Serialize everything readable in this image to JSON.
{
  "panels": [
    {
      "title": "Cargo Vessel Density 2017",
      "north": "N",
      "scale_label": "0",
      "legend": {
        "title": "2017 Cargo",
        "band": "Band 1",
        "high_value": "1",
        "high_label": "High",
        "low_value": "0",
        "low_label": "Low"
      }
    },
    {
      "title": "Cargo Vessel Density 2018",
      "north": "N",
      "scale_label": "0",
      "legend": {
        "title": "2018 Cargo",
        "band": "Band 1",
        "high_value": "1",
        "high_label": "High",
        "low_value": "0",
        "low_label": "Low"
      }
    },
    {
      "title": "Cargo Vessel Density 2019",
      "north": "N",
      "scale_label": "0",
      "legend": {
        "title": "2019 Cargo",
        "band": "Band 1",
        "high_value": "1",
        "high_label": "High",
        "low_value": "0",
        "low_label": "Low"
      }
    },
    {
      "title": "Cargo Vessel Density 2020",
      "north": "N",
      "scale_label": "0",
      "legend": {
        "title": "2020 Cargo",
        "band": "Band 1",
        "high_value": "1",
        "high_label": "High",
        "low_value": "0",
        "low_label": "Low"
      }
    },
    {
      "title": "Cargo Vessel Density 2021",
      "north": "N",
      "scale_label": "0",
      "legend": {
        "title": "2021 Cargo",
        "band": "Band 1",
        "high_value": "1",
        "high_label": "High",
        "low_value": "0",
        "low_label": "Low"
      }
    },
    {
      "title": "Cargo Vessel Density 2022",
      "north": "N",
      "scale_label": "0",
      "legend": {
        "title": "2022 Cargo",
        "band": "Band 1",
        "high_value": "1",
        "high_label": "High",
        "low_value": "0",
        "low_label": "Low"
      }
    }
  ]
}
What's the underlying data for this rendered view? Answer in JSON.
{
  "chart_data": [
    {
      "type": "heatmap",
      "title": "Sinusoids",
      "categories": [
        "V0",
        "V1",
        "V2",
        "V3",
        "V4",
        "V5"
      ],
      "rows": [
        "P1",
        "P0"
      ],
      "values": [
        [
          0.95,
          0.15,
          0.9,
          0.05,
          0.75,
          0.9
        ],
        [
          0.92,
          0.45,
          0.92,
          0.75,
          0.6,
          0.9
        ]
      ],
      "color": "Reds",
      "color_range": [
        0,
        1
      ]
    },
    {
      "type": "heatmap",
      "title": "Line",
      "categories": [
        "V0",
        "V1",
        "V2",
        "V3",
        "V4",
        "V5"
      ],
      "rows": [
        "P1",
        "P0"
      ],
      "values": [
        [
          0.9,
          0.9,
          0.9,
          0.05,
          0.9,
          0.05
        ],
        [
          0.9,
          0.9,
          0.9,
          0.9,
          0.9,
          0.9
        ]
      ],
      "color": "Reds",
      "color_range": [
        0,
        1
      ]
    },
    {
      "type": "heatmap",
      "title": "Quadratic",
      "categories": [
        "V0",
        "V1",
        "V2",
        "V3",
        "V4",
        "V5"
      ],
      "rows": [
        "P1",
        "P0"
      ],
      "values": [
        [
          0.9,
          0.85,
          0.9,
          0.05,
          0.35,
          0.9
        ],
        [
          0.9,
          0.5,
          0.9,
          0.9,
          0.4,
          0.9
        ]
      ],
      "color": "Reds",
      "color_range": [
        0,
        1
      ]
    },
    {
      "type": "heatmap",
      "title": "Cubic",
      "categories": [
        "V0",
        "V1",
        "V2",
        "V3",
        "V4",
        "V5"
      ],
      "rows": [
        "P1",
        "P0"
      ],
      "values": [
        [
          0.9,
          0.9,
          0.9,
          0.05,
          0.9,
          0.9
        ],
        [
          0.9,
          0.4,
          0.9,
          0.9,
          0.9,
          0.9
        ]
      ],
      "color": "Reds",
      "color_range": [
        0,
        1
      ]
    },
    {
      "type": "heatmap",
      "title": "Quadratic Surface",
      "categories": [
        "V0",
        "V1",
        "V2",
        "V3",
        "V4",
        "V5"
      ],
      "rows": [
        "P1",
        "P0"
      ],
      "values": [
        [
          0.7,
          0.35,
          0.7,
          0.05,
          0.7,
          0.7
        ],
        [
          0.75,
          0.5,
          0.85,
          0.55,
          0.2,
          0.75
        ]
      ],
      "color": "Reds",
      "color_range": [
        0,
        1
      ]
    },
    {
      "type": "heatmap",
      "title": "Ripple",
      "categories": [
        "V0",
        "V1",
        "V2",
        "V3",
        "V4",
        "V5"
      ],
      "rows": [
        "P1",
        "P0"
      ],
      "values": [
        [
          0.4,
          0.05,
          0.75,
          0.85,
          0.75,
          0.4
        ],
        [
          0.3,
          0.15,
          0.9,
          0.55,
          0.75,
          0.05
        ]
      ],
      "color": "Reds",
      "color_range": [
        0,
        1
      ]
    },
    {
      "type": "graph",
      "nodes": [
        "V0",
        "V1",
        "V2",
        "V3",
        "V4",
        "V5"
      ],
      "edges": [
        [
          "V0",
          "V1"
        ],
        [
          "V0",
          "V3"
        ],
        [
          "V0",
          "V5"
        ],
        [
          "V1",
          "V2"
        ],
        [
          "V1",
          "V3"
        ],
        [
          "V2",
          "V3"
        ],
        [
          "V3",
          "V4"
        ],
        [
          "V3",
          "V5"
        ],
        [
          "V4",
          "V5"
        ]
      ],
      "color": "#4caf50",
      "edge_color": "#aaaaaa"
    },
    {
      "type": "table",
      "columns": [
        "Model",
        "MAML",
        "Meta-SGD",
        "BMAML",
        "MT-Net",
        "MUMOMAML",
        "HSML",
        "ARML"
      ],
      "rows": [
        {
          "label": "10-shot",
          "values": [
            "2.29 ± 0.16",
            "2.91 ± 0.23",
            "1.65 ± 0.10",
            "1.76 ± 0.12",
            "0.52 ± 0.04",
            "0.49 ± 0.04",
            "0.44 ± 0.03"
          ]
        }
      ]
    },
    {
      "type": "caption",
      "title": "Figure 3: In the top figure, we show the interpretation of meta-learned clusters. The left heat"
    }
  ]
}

-------

[Objective] Find the word "Cargo" in the material, then list each line that holds it.

[Result for this task]
      "title": "Cargo Vessel Density 2017",
        "title": "2017 Cargo",
      "title": "Cargo Vessel Density 2018",
        "title": "2018 Cargo",
      "title": "Cargo Vessel Density 2019",
        "title": "2019 Cargo",
      "title": "Cargo Vessel Density 2020",
        "title": "2020 Cargo",
      "title": "Cargo Vessel Density 2021",
        "title": "2021 Cargo",
      "title": "Cargo Vessel Density 2022",
        "title": "2022 Cargo",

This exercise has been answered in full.